> Your task
Show every line in the entries below where the word "margin" appears.

> Stored records
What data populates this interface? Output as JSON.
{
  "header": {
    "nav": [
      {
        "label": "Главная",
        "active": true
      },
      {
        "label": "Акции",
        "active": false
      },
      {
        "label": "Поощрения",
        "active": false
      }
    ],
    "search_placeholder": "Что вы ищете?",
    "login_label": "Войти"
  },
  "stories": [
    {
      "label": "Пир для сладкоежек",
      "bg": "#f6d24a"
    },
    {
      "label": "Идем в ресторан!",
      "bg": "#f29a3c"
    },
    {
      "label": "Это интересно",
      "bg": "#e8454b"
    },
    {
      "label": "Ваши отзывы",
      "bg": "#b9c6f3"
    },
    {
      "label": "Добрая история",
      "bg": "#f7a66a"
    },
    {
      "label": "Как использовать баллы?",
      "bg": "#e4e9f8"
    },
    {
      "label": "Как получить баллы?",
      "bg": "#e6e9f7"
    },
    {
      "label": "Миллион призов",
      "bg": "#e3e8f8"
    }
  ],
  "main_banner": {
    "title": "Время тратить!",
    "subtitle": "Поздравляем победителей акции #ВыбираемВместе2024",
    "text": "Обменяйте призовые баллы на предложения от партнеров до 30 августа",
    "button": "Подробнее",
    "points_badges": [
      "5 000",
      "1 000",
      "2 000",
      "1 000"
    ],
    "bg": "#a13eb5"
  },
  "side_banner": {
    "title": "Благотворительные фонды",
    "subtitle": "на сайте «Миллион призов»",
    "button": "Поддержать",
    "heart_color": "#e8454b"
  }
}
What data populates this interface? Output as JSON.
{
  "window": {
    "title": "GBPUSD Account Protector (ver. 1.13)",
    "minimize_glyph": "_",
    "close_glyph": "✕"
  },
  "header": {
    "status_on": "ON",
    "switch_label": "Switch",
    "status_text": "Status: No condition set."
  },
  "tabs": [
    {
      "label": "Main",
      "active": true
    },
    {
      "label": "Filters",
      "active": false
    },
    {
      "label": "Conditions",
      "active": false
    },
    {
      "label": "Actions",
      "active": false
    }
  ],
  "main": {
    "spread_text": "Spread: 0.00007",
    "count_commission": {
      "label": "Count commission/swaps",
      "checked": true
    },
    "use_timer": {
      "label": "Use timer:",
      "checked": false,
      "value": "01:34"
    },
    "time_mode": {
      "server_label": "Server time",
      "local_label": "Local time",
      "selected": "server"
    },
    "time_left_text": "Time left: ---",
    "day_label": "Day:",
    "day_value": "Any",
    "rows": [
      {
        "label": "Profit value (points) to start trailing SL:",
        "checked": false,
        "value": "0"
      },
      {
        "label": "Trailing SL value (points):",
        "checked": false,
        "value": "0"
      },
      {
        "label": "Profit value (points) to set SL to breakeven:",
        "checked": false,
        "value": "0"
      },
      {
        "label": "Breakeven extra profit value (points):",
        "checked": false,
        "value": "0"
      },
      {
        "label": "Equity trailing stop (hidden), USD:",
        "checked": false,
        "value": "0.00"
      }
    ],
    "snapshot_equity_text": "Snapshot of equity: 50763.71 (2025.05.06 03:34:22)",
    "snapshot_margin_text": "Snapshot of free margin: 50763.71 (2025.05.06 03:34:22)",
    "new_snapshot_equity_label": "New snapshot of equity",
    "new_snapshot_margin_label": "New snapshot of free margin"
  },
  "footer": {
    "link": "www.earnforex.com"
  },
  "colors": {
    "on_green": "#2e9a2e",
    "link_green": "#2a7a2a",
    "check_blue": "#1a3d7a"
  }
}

> Exercise solution
    "snapshot_margin_text": "Snapshot of free margin: 50763.71 (2025.05.06 03:34:22)",
    "new_snapshot_margin_label": "New snapshot of free margin"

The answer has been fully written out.